(Data entries)
***

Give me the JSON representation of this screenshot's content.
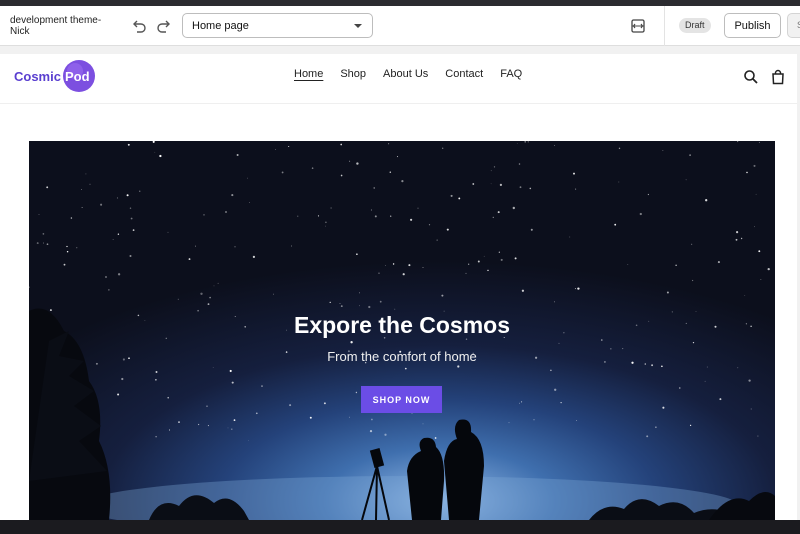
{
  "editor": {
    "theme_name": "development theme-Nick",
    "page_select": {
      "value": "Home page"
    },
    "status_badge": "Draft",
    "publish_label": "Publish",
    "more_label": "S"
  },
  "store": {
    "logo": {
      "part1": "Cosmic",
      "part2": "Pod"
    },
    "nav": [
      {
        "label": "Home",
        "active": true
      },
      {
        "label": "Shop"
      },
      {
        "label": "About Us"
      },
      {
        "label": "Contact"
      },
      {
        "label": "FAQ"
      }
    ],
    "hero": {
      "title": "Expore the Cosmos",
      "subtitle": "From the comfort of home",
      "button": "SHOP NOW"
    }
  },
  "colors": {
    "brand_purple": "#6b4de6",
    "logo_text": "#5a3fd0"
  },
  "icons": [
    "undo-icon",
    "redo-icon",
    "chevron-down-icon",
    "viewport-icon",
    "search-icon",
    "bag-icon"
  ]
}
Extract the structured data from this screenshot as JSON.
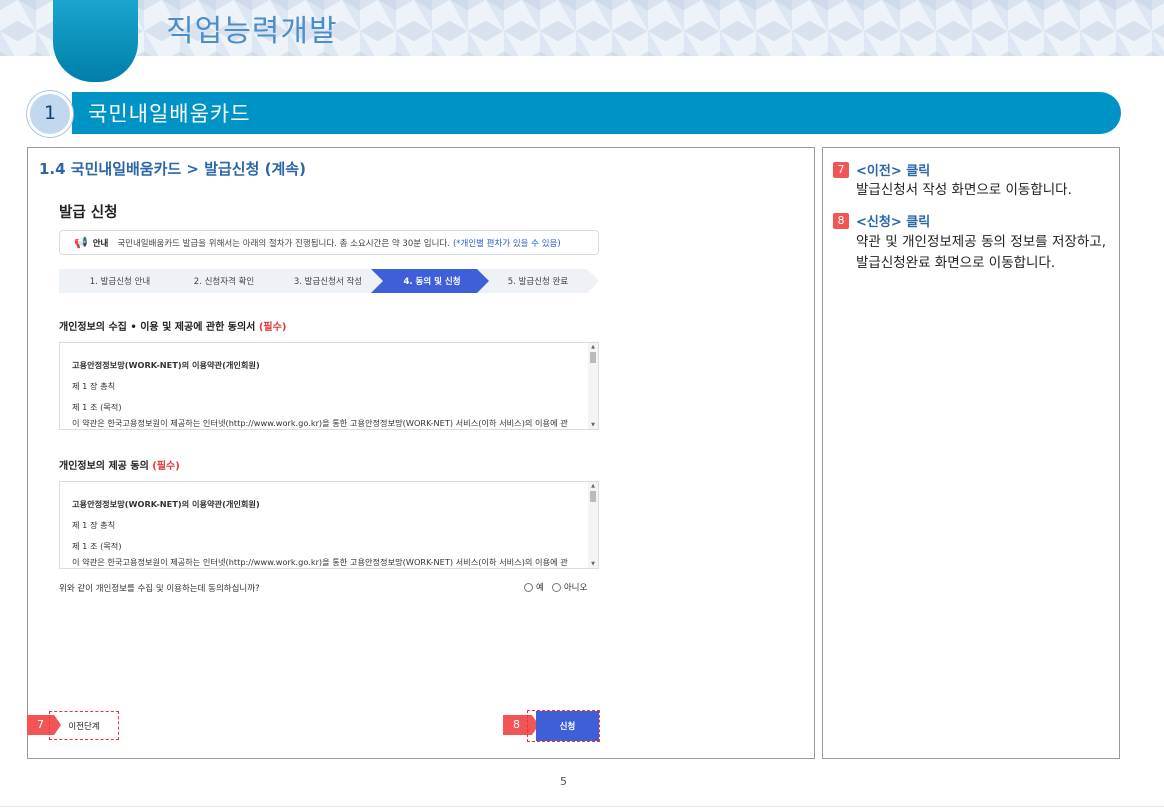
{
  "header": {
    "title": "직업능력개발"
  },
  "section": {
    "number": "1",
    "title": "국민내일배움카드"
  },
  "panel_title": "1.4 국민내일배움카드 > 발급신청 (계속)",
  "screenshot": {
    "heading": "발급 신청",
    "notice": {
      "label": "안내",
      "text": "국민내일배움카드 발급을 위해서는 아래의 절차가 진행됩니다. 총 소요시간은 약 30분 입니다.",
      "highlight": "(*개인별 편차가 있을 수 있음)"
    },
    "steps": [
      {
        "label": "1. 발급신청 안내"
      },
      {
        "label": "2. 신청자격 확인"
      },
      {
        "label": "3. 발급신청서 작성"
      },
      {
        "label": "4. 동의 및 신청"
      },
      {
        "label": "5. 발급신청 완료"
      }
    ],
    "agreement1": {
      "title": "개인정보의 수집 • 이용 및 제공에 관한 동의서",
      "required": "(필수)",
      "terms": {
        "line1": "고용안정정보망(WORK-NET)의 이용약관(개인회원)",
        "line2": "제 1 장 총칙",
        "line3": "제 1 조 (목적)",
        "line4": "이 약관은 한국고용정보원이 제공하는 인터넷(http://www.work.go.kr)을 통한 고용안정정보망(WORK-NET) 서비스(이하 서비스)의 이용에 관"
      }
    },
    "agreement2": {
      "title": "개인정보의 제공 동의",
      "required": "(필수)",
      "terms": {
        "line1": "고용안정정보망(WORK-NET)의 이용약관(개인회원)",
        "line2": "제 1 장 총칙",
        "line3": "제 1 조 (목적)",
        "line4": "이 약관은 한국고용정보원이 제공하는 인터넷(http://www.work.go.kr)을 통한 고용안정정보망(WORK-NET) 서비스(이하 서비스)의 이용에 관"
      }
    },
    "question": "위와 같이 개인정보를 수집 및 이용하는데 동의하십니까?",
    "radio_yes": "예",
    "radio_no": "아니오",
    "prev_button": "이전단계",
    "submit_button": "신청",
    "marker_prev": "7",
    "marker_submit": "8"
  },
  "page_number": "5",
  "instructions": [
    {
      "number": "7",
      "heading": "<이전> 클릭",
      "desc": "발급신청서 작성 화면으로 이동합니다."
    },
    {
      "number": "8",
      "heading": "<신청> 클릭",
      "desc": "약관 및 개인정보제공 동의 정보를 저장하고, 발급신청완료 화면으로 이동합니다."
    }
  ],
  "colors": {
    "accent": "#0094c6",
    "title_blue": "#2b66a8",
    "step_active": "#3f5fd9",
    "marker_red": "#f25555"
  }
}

***

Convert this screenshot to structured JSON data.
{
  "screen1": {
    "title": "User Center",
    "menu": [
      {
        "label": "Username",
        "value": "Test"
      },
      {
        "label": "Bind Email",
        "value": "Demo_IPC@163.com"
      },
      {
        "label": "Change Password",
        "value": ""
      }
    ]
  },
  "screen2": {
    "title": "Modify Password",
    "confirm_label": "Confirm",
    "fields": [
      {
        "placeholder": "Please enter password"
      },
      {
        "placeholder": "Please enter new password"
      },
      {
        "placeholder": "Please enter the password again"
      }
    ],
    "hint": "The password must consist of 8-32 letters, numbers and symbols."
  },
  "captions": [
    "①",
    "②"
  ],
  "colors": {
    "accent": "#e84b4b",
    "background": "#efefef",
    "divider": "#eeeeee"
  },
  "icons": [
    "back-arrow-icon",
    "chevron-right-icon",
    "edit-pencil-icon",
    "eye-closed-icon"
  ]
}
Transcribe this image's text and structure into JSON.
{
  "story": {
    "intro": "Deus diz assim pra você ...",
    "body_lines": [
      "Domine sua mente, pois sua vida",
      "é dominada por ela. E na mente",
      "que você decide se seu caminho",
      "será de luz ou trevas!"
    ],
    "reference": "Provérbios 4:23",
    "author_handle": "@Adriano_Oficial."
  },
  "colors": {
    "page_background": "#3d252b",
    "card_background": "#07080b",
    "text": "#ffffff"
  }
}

***

- _WHAT THE TASK REQUIRES_
Across the entries, how many lines hold the word "화면으로"? Say only the number.

- _TASK ANSWER_
2